# PROBLEM STATEMENT:
Images are not part of the copy; write out the rest of the data exactly as given.

Collected data:

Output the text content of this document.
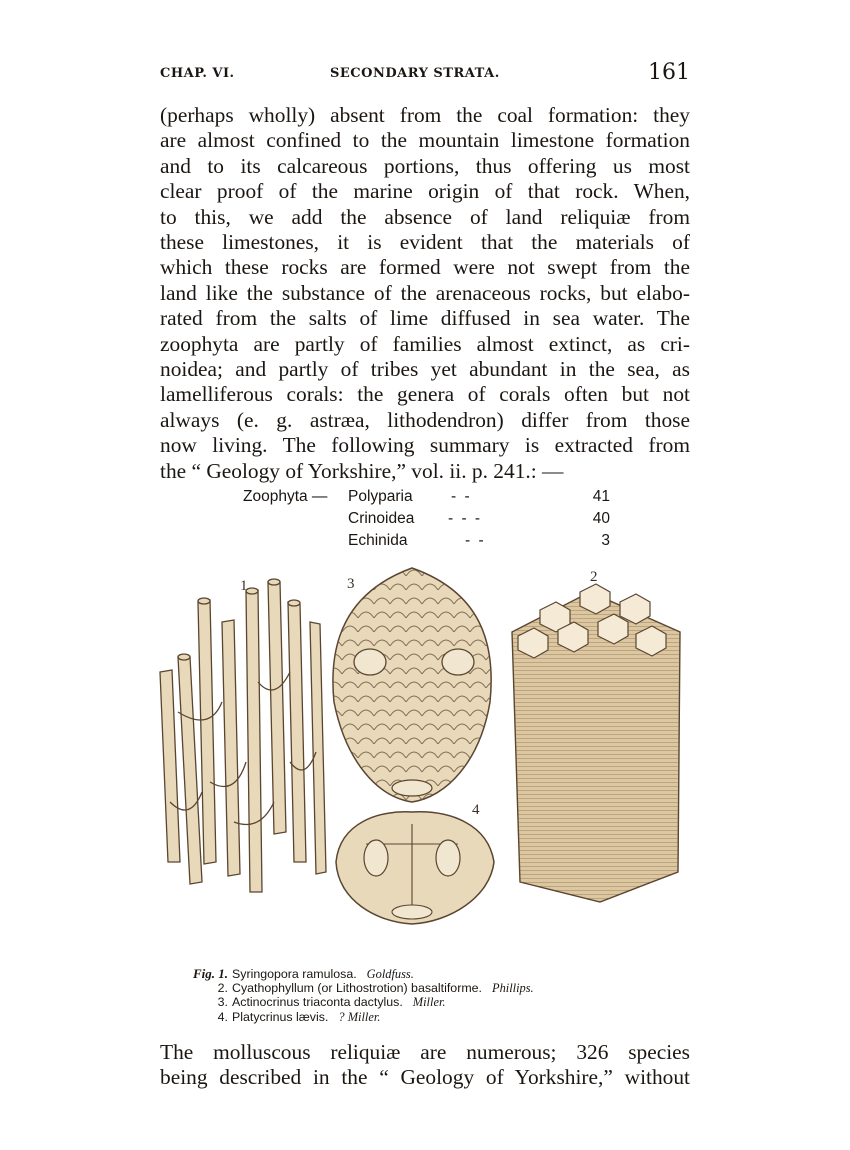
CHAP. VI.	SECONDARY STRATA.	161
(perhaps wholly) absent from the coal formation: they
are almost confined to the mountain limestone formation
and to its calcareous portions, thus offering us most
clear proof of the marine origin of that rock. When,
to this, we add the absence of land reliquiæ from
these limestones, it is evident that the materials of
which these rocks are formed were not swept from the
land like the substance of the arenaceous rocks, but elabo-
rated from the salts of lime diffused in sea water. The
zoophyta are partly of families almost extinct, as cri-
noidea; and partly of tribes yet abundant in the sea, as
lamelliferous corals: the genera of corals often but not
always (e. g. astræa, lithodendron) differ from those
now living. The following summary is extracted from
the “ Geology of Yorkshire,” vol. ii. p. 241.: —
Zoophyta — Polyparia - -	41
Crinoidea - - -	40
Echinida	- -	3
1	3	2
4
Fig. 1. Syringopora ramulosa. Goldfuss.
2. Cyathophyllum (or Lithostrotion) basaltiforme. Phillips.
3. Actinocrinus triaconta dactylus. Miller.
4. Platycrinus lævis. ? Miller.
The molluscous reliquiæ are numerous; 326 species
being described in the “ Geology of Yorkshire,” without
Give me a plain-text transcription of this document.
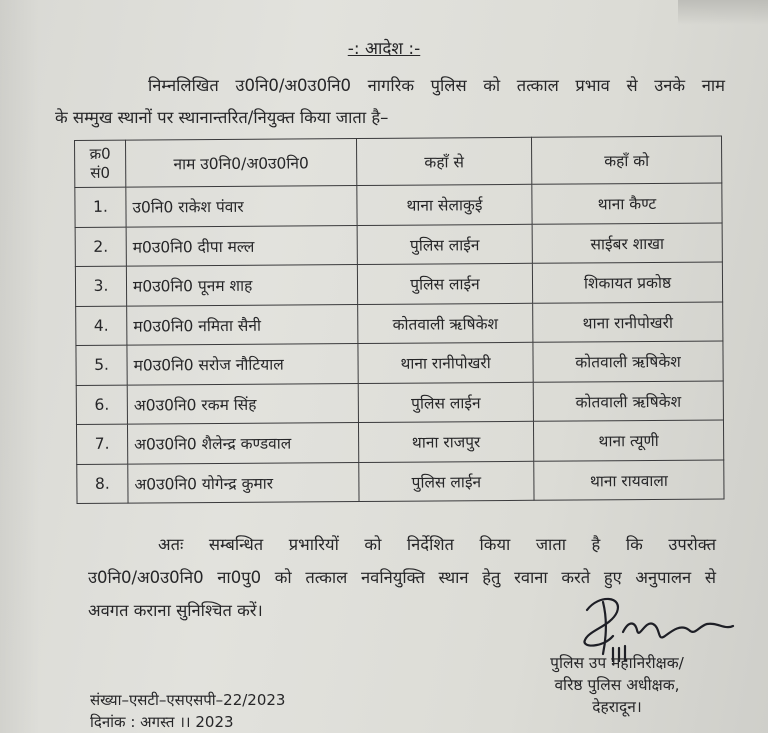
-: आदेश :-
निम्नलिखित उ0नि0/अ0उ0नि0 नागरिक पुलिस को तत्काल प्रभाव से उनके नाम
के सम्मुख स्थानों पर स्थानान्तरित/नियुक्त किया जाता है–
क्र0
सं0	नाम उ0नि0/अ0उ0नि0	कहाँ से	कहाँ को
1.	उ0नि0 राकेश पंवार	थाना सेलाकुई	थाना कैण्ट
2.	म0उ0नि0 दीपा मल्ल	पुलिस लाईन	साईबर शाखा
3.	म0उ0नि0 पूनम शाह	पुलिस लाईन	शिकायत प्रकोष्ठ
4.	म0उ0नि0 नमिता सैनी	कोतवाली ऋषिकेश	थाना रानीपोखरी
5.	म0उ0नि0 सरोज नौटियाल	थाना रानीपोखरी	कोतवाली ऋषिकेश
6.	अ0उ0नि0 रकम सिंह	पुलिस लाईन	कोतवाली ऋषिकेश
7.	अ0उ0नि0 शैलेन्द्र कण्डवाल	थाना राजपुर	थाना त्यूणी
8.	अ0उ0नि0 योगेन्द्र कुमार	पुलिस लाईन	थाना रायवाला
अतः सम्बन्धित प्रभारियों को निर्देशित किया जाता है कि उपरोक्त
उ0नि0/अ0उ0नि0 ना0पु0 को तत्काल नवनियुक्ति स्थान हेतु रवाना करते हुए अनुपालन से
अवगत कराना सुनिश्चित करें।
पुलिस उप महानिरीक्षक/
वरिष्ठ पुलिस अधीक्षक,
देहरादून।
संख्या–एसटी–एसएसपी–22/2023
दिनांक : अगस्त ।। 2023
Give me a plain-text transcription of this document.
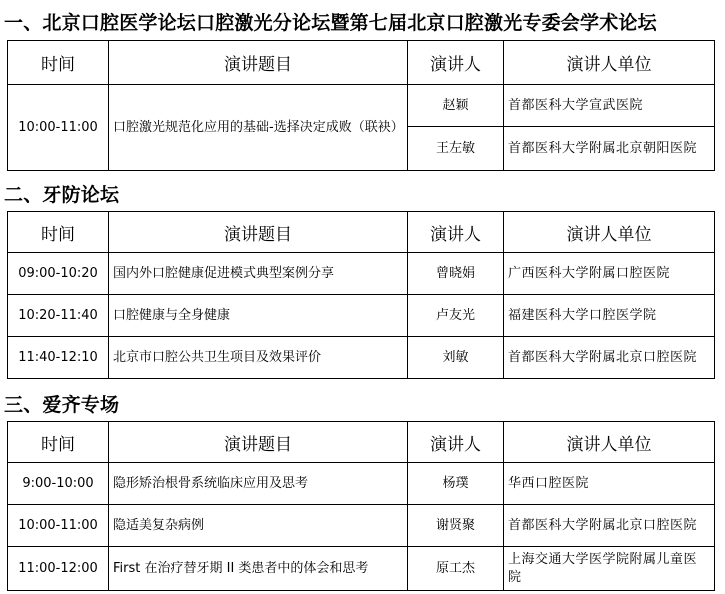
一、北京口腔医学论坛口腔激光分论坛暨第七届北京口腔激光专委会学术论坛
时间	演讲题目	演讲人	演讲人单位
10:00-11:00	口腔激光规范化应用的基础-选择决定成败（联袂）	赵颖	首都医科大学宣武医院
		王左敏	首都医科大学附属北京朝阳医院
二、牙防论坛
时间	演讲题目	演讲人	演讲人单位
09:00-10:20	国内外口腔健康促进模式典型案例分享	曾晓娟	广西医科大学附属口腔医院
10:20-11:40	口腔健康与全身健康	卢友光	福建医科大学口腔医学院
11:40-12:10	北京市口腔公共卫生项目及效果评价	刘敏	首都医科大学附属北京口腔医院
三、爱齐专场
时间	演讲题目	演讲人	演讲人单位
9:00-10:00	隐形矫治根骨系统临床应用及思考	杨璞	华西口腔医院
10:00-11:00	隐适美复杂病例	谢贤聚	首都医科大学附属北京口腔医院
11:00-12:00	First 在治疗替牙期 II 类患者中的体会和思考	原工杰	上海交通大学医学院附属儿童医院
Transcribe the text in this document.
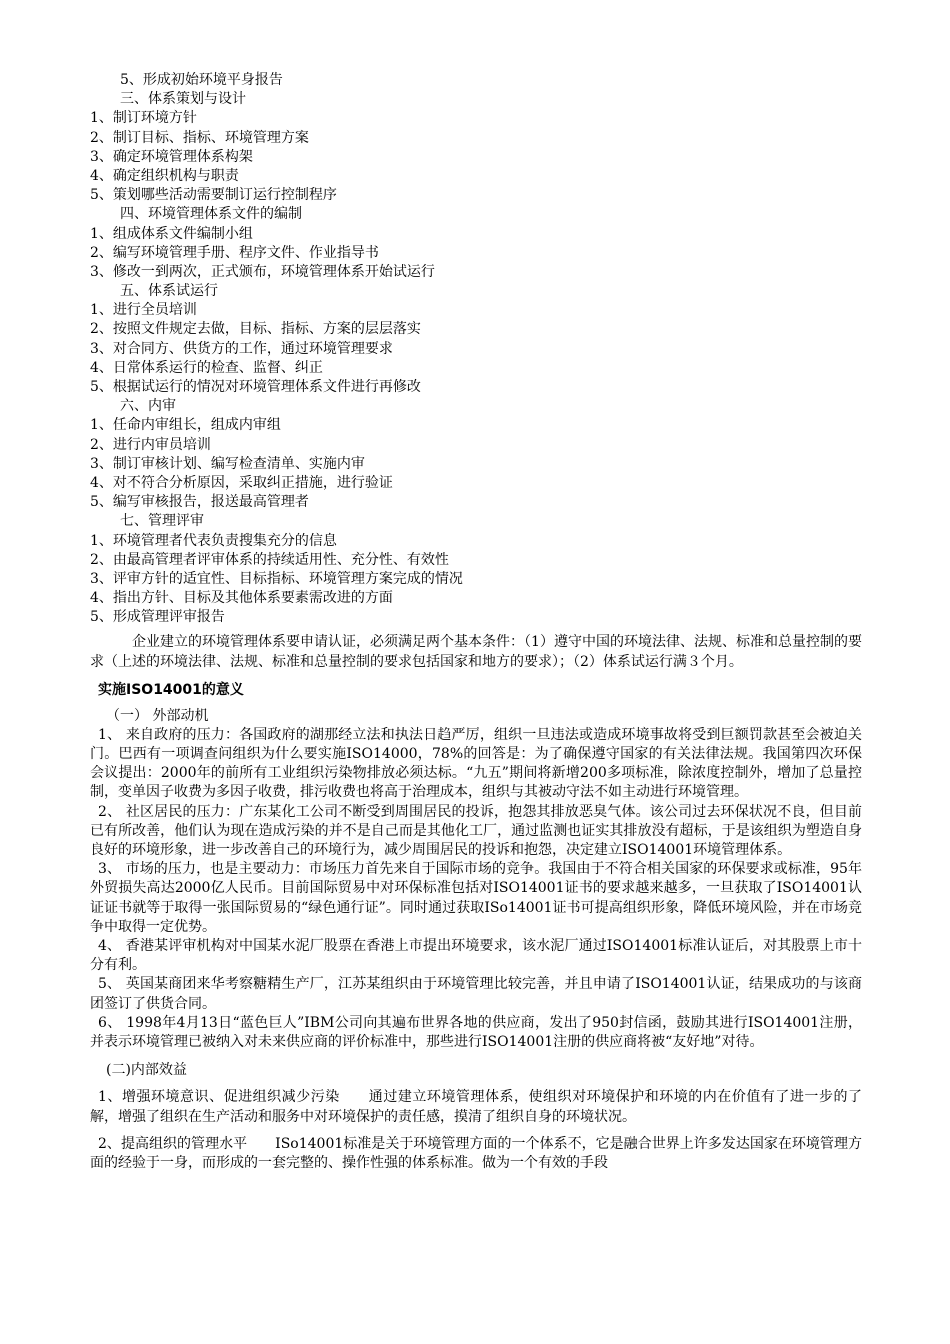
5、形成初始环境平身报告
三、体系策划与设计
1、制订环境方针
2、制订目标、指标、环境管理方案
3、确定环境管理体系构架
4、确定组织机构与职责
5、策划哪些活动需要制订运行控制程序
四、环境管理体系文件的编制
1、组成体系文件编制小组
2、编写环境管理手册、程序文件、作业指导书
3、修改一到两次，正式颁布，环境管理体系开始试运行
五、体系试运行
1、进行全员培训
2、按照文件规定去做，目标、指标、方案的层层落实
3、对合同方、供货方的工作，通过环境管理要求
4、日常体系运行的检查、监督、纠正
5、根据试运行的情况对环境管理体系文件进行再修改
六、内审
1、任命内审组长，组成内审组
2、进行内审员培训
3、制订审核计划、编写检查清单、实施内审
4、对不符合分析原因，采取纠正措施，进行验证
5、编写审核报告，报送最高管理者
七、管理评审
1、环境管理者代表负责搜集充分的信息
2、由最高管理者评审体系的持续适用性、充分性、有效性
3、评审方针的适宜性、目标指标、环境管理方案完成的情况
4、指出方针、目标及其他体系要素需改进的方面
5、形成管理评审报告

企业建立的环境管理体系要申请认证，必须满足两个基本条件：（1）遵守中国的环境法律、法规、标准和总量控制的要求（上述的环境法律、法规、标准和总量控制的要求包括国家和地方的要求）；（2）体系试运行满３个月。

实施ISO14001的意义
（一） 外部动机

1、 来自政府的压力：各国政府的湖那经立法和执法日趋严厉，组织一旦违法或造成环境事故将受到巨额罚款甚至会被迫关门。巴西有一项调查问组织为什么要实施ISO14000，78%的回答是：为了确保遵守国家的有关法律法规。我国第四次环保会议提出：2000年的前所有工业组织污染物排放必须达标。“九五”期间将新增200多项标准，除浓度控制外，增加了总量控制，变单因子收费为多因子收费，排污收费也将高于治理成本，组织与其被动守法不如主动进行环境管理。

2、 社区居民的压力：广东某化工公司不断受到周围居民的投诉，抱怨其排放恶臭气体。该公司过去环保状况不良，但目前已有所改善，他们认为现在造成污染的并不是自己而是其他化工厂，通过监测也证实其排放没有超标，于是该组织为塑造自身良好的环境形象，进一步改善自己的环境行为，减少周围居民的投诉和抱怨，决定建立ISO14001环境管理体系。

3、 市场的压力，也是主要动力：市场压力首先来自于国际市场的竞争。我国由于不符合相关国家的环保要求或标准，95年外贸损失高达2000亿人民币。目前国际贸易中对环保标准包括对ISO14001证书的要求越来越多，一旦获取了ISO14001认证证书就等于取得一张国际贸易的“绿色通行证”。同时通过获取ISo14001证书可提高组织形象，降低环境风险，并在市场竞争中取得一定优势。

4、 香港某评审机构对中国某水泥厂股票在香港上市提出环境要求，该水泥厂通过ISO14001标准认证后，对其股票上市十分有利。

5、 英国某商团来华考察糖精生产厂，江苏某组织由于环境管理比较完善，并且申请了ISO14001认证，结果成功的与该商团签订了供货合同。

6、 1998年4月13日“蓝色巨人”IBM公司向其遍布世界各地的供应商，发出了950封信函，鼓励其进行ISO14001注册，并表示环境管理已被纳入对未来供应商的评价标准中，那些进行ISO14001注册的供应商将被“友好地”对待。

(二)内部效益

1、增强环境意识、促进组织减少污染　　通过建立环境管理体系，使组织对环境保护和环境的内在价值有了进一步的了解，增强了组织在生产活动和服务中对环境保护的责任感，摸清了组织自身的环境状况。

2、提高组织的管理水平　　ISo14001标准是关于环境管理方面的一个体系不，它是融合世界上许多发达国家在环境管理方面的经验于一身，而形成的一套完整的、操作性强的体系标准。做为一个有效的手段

# CORRECT RESULT:
Output the text content of this document.
CHAP. VI.	SECONDARY STRATA.	161
(perhaps wholly) absent from the coal formation: they
are almost confined to the mountain limestone formation
and to its calcareous portions, thus offering us most
clear proof of the marine origin of that rock. When,
to this, we add the absence of land reliquiæ from
these limestones, it is evident that the materials of
which these rocks are formed were not swept from the
land like the substance of the arenaceous rocks, but elabo-
rated from the salts of lime diffused in sea water. The
zoophyta are partly of families almost extinct, as cri-
noidea; and partly of tribes yet abundant in the sea, as
lamelliferous corals: the genera of corals often but not
always (e. g. astræa, lithodendron) differ from those
now living. The following summary is extracted from
the “ Geology of Yorkshire,” vol. ii. p. 241.: —
Zoophyta — Polyparia - -	41
Crinoidea - - -	40
Echinida	- -	3
1	3	2
4
Fig. 1. Syringopora ramulosa. Goldfuss.
2. Cyathophyllum (or Lithostrotion) basaltiforme. Phillips.
3. Actinocrinus triaconta dactylus. Miller.
4. Platycrinus lævis. ? Miller.
The molluscous reliquiæ are numerous; 326 species
being described in the “ Geology of Yorkshire,” without
Give me a plain-text transcription of this document.
-: आदेश :-
निम्नलिखित उ0नि0/अ0उ0नि0 नागरिक पुलिस को तत्काल प्रभाव से उनके नाम
के सम्मुख स्थानों पर स्थानान्तरित/नियुक्त किया जाता है–
क्र0
सं0	नाम उ0नि0/अ0उ0नि0	कहाँ से	कहाँ को
1.	उ0नि0 राकेश पंवार	थाना सेलाकुई	थाना कैण्ट
2.	म0उ0नि0 दीपा मल्ल	पुलिस लाईन	साईबर शाखा
3.	म0उ0नि0 पूनम शाह	पुलिस लाईन	शिकायत प्रकोष्ठ
4.	म0उ0नि0 नमिता सैनी	कोतवाली ऋषिकेश	थाना रानीपोखरी
5.	म0उ0नि0 सरोज नौटियाल	थाना रानीपोखरी	कोतवाली ऋषिकेश
6.	अ0उ0नि0 रकम सिंह	पुलिस लाईन	कोतवाली ऋषिकेश
7.	अ0उ0नि0 शैलेन्द्र कण्डवाल	थाना राजपुर	थाना त्यूणी
8.	अ0उ0नि0 योगेन्द्र कुमार	पुलिस लाईन	थाना रायवाला
अतः सम्बन्धित प्रभारियों को निर्देशित किया जाता है कि उपरोक्त
उ0नि0/अ0उ0नि0 ना0पु0 को तत्काल नवनियुक्ति स्थान हेतु रवाना करते हुए अनुपालन से
अवगत कराना सुनिश्चित करें।
पुलिस उप महानिरीक्षक/
वरिष्ठ पुलिस अधीक्षक,
देहरादून।
संख्या–एसटी–एसएसपी–22/2023
दिनांक : अगस्त ।। 2023
Give me a plain-text transcription of this document.
一、北京口腔医学论坛口腔激光分论坛暨第七届北京口腔激光专委会学术论坛
时间	演讲题目	演讲人	演讲人单位
10:00-11:00	口腔激光规范化应用的基础-选择决定成败（联袂）	赵颖	首都医科大学宣武医院
		王左敏	首都医科大学附属北京朝阳医院
二、牙防论坛
时间	演讲题目	演讲人	演讲人单位
09:00-10:20	国内外口腔健康促进模式典型案例分享	曾晓娟	广西医科大学附属口腔医院
10:20-11:40	口腔健康与全身健康	卢友光	福建医科大学口腔医学院
11:40-12:10	北京市口腔公共卫生项目及效果评价	刘敏	首都医科大学附属北京口腔医院
三、爱齐专场
时间	演讲题目	演讲人	演讲人单位
9:00-10:00	隐形矫治根骨系统临床应用及思考	杨璞	华西口腔医院
10:00-11:00	隐适美复杂病例	谢贤聚	首都医科大学附属北京口腔医院
11:00-12:00	First 在治疗替牙期 II 类患者中的体会和思考	原工杰	上海交通大学医学院附属儿童医院
Transcribe the text in this document.
5、形成初始环境平身报告
三、体系策划与设计
1、制订环境方针
2、制订目标、指标、环境管理方案
3、确定环境管理体系构架
4、确定组织机构与职责
5、策划哪些活动需要制订运行控制程序
四、环境管理体系文件的编制
1、组成体系文件编制小组
2、编写环境管理手册、程序文件、作业指导书
3、修改一到两次，正式颁布，环境管理体系开始试运行
五、体系试运行
1、进行全员培训
2、按照文件规定去做，目标、指标、方案的层层落实
3、对合同方、供货方的工作，通过环境管理要求
4、日常体系运行的检查、监督、纠正
5、根据试运行的情况对环境管理体系文件进行再修改
六、内审
1、任命内审组长，组成内审组
2、进行内审员培训
3、制订审核计划、编写检查清单、实施内审
4、对不符合分析原因，采取纠正措施，进行验证
5、编写审核报告，报送最高管理者
七、管理评审
1、环境管理者代表负责搜集充分的信息
2、由最高管理者评审体系的持续适用性、充分性、有效性
3、评审方针的适宜性、目标指标、环境管理方案完成的情况
4、指出方针、目标及其他体系要素需改进的方面
5、形成管理评审报告

企业建立的环境管理体系要申请认证，必须满足两个基本条件：（1）遵守中国的环境法律、法规、标准和总量控制的要求（上述的环境法律、法规、标准和总量控制的要求包括国家和地方的要求）；（2）体系试运行满３个月。

实施ISO14001的意义
（一） 外部动机

1、 来自政府的压力：各国政府的湖那经立法和执法日趋严厉，组织一旦违法或造成环境事故将受到巨额罚款甚至会被迫关门。巴西有一项调查问组织为什么要实施ISO14000，78%的回答是：为了确保遵守国家的有关法律法规。我国第四次环保会议提出：2000年的前所有工业组织污染物排放必须达标。“九五”期间将新增200多项标准，除浓度控制外，增加了总量控制，变单因子收费为多因子收费，排污收费也将高于治理成本，组织与其被动守法不如主动进行环境管理。

2、 社区居民的压力：广东某化工公司不断受到周围居民的投诉，抱怨其排放恶臭气体。该公司过去环保状况不良，但目前已有所改善，他们认为现在造成污染的并不是自己而是其他化工厂，通过监测也证实其排放没有超标，于是该组织为塑造自身良好的环境形象，进一步改善自己的环境行为，减少周围居民的投诉和抱怨，决定建立ISO14001环境管理体系。

3、 市场的压力，也是主要动力：市场压力首先来自于国际市场的竞争。我国由于不符合相关国家的环保要求或标准，95年外贸损失高达2000亿人民币。目前国际贸易中对环保标准包括对ISO14001证书的要求越来越多，一旦获取了ISO14001认证证书就等于取得一张国际贸易的“绿色通行证”。同时通过获取ISo14001证书可提高组织形象，降低环境风险，并在市场竞争中取得一定优势。

4、 香港某评审机构对中国某水泥厂股票在香港上市提出环境要求，该水泥厂通过ISO14001标准认证后，对其股票上市十分有利。

5、 英国某商团来华考察糖精生产厂，江苏某组织由于环境管理比较完善，并且申请了ISO14001认证，结果成功的与该商团签订了供货合同。

6、 1998年4月13日“蓝色巨人”IBM公司向其遍布世界各地的供应商，发出了950封信函，鼓励其进行ISO14001注册，并表示环境管理已被纳入对未来供应商的评价标准中，那些进行ISO14001注册的供应商将被“友好地”对待。

(二)内部效益

1、增强环境意识、促进组织减少污染　　通过建立环境管理体系，使组织对环境保护和环境的内在价值有了进一步的了解，增强了组织在生产活动和服务中对环境保护的责任感，摸清了组织自身的环境状况。

2、提高组织的管理水平　　ISo14001标准是关于环境管理方面的一个体系不，它是融合世界上许多发达国家在环境管理方面的经验于一身，而形成的一套完整的、操作性强的体系标准。做为一个有效的手段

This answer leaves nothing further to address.